# START OF Passage shown

Salman Rushdie: Midnight’s Children

Salman Rushdie
Midnight’s Children (5*)

Midnight’s Children won the Booker Prize in 1981 and was judged the best of the Bookers both in 1993 and 2008. I anticipated something outstanding. It certainly seemed so in the early pages:

       “One Kashmiri morning in the early spring of 1915, my grandfather Aadam Aziz hit his nose against a frost-hardened tussock of earth while attempting to pray. Three drops of blood plopped out of his left nostril, hardened instantly in the brittle air and lay before his eyes on the prayer-mat, transformed into rubies. Lurching back until he knelt with his head once more upright, he found that the tears which had sprung to his eyes had solidified, too; and at that moment, as he brushed diamonds contemptuously from his lashes, he resolved never to kiss the earth again for any god or man.”

Yet, several times as I read through (and it is long), I began to think of it as a four star book rather than five.   

It tells the story of Saleem Sinai and his family, and the way that story intertwines with the bloody conflicts of the Indian subcontinent. We learn about the horror of the Amritsar Massacre in 1919 when the British Army opened fire upon a crowd of unarmed civilians killing 379 and injuring over 1,200, Indian independence and the partition of Pakistan in 1947, the Bangladeshi wars of 1971-72, and the bulldozing of the Delhi slums and forced sterilization programme of 1976. Country and family are intricately interconnected: Saleem believes he shapes history and that history destroys his family. This, though, is the fictional Saleem’s fictionalised version of history: “... in autobiography... what actually happened is less important than what the author can manage to persuade his audience to believe...” (p270)

# END OF Passage shown
# START OF Material for this exercise

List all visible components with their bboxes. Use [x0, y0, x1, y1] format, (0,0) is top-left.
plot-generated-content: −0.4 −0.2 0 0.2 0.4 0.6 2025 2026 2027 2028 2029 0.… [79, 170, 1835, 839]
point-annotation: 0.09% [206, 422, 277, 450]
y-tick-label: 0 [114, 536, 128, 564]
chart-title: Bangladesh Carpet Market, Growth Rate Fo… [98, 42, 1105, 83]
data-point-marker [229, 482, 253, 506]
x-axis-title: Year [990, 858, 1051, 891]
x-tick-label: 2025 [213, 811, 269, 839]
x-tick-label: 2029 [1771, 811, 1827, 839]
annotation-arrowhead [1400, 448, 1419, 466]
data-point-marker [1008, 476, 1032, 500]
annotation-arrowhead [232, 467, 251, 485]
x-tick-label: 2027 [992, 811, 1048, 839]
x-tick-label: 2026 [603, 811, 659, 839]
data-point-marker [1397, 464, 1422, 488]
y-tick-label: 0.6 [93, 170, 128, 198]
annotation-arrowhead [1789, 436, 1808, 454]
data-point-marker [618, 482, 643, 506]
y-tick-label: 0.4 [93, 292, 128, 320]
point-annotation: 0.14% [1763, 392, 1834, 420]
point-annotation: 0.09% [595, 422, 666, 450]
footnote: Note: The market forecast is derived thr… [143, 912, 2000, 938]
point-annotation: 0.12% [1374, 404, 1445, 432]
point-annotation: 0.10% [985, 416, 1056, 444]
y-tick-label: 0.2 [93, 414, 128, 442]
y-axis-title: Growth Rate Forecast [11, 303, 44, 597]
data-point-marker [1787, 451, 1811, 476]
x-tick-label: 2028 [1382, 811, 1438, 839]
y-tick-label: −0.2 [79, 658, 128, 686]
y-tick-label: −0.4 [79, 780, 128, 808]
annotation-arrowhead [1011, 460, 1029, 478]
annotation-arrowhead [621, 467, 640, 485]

# END OF Material for this exercise
# START OF Material for this exercise

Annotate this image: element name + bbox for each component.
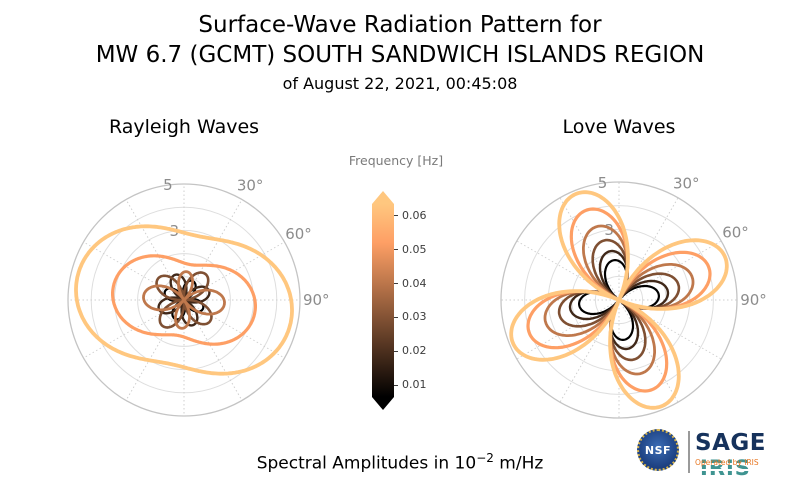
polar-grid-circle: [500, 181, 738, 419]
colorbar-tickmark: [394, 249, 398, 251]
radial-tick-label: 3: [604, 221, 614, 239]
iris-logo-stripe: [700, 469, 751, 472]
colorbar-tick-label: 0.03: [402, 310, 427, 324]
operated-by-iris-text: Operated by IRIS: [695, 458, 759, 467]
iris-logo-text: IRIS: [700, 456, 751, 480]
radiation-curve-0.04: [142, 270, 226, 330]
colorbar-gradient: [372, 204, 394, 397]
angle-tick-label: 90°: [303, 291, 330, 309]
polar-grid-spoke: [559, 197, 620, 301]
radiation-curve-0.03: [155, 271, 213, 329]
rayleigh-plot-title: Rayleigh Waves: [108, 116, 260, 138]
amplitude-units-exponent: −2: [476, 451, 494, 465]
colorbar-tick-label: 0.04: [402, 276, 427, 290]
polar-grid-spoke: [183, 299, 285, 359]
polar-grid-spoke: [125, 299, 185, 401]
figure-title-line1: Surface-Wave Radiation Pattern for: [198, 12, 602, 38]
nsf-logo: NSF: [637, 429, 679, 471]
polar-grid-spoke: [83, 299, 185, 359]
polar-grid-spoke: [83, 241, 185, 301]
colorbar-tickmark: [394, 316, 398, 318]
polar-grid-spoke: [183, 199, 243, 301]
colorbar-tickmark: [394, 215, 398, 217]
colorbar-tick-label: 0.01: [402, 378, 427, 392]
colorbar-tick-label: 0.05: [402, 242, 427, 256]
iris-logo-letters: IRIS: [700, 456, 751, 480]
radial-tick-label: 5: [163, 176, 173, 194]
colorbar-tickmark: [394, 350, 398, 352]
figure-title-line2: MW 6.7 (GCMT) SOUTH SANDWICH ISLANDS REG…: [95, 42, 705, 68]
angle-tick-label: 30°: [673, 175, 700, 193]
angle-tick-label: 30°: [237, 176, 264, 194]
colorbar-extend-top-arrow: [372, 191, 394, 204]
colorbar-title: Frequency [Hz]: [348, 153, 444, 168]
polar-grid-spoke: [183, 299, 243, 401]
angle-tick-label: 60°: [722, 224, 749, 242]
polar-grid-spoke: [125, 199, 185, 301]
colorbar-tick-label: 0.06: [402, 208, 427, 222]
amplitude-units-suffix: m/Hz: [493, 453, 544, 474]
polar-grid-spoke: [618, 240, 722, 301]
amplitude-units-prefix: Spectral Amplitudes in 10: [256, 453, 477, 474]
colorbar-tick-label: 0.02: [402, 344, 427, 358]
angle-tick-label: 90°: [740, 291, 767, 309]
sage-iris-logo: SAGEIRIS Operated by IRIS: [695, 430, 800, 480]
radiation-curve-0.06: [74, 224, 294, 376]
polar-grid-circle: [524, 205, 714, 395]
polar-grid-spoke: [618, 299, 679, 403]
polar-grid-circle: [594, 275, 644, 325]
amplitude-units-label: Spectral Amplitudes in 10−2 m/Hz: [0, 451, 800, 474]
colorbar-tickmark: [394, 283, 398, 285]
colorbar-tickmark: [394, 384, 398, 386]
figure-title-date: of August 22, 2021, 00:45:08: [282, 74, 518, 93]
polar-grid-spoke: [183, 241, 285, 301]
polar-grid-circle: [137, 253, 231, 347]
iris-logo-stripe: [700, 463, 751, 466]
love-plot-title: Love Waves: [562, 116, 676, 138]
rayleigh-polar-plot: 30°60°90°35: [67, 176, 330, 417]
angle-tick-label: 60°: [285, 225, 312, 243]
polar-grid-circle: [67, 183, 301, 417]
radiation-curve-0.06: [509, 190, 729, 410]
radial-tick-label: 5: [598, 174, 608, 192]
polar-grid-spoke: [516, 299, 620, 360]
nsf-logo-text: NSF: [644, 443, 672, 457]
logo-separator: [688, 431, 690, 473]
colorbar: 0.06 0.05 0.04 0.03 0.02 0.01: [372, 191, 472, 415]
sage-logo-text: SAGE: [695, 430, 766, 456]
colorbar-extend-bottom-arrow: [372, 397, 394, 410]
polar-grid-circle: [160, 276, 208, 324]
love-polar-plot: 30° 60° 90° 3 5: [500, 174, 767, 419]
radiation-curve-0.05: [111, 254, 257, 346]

# END OF Material for this exercise

Written problem 1: According to the Midnight's Children review, in what year did the novel win the Booker Prize?
Written problem 2: In the layout region records, convert the lines from the line with "List all visible" up to and including the line with "x-tick-label: 2026 [603, 811, 659, 839]" into a Markdown table with the columns Row and Line, leaving out any blank lines.

Correct output 1: 1981

Correct output 2:
| Row | Line |
|---|---|
| 1 | List all visible components with their bboxes. Use [x0, y0, x1, y1] format, (0,0) is top-left. |
| 2 | plot-generated-content: −0.4 −0.2 0 0.2 0.4 0.6 2025 2026 2027 2028 2029 0.… [79, 170, 1835, 839] |
| 3 | point-annotation: 0.09% [206, 422, 277, 450] |
| 4 | y-tick-label: 0 [114, 536, 128, 564] |
| 5 | chart-title: Bangladesh Carpet Market, Growth Rate Fo… [98, 42, 1105, 83] |
| 6 | data-point-marker [229, 482, 253, 506] |
| 7 | x-axis-title: Year [990, 858, 1051, 891] |
| 8 | x-tick-label: 2025 [213, 811, 269, 839] |
| 9 | x-tick-label: 2029 [1771, 811, 1827, 839] |
| 10 | annotation-arrowhead [1400, 448, 1419, 466] |
| 11 | data-point-marker [1008, 476, 1032, 500] |
| 12 | annotation-arrowhead [232, 467, 251, 485] |
| 13 | x-tick-label: 2027 [992, 811, 1048, 839] |
| 14 | x-tick-label: 2026 [603, 811, 659, 839] |